**Your task**
Review the listing and copy each line that holds the word "JSON".

==== Records shown

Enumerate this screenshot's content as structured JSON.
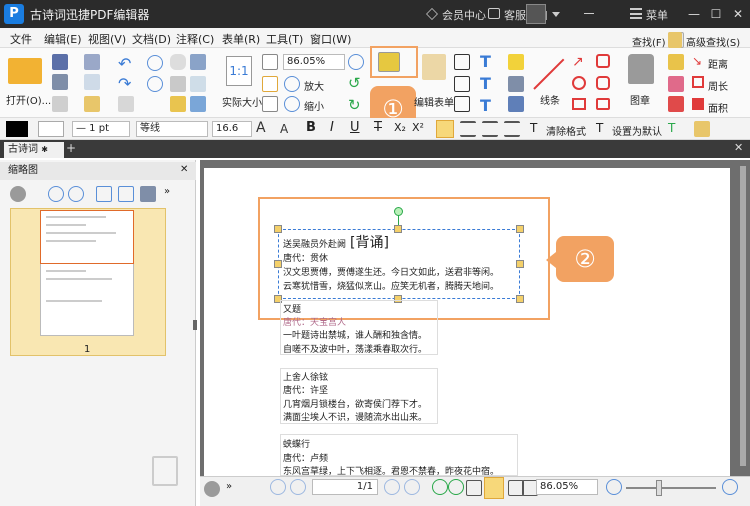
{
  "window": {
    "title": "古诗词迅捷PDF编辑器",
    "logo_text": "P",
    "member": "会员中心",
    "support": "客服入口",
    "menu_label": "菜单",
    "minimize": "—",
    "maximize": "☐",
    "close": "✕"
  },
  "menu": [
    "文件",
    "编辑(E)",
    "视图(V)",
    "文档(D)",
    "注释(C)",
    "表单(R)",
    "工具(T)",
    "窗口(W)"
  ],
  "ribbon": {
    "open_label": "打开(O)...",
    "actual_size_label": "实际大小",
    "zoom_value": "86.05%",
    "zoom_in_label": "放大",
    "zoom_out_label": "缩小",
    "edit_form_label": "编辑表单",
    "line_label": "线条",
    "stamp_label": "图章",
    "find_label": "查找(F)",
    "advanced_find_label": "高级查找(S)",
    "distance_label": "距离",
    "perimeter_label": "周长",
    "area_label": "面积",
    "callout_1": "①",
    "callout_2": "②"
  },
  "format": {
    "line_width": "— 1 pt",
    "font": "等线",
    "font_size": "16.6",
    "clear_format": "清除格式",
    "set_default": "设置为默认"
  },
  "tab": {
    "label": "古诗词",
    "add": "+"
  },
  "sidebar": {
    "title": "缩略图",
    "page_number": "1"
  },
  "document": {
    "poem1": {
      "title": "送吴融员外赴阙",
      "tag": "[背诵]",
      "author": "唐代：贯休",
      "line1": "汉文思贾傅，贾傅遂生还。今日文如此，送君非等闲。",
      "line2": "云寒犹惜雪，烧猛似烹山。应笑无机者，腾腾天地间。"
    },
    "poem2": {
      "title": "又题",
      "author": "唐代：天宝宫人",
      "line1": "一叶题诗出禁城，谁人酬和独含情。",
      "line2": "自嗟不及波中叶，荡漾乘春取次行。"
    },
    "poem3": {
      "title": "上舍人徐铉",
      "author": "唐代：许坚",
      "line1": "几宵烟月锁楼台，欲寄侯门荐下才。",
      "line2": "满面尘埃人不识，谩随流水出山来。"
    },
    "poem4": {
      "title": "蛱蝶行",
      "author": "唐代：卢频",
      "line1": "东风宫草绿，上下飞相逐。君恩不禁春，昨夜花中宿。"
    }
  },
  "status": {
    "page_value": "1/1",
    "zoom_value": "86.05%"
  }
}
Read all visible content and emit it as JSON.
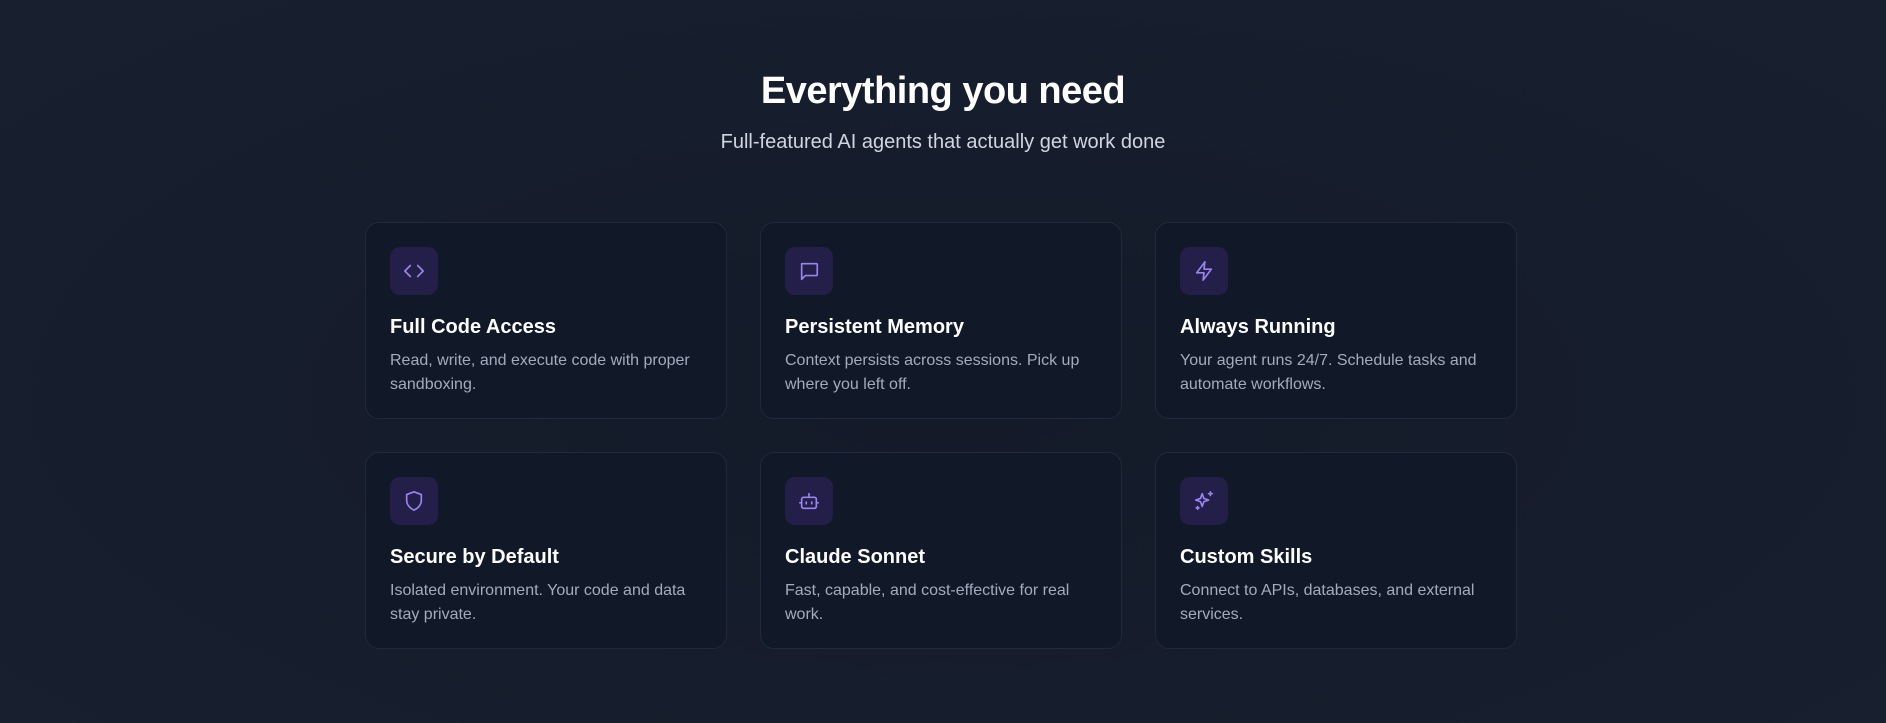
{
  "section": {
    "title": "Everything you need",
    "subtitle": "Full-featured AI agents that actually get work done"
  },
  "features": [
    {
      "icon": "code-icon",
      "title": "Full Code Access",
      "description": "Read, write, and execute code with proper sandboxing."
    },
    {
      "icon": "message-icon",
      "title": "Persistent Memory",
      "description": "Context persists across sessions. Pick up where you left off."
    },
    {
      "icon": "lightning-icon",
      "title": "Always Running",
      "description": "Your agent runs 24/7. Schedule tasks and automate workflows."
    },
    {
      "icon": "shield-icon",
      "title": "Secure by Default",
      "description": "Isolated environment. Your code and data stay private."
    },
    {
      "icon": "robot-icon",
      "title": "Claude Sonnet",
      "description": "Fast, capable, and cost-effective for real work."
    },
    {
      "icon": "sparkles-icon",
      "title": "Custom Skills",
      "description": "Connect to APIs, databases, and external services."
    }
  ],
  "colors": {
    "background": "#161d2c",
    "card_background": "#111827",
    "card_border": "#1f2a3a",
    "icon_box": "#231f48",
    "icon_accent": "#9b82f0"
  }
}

========
==== Records shown

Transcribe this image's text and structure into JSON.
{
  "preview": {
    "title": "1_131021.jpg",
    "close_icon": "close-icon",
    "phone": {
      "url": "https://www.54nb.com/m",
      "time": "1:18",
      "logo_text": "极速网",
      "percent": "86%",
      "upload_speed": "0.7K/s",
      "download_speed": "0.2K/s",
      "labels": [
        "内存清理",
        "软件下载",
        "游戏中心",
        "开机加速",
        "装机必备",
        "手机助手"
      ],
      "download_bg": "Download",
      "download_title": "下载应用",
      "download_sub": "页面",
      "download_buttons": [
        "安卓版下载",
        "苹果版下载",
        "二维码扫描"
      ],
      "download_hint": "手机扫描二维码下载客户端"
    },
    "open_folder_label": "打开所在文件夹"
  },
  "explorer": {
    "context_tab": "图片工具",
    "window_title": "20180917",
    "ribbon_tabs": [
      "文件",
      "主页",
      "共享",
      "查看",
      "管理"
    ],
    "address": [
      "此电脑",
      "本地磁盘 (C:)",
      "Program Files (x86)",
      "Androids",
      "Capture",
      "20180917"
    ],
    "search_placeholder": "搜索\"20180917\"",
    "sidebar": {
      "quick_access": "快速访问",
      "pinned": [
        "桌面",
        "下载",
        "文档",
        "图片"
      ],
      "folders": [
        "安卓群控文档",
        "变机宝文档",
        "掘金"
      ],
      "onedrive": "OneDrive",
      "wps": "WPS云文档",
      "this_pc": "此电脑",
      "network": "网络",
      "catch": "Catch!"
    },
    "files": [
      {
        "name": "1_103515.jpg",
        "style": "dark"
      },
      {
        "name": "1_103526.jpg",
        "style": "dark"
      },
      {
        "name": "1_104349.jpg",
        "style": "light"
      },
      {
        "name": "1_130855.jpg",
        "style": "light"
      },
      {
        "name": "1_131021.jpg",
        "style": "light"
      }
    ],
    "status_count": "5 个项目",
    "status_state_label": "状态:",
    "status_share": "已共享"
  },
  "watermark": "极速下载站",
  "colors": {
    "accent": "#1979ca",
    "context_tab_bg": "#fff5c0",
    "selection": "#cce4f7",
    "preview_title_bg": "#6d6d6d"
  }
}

========

**The completed task**
Enumerate this screenshot's content as structured JSON.
Read all visible content and emit it as JSON.
Transcribe this image's text and structure into JSON.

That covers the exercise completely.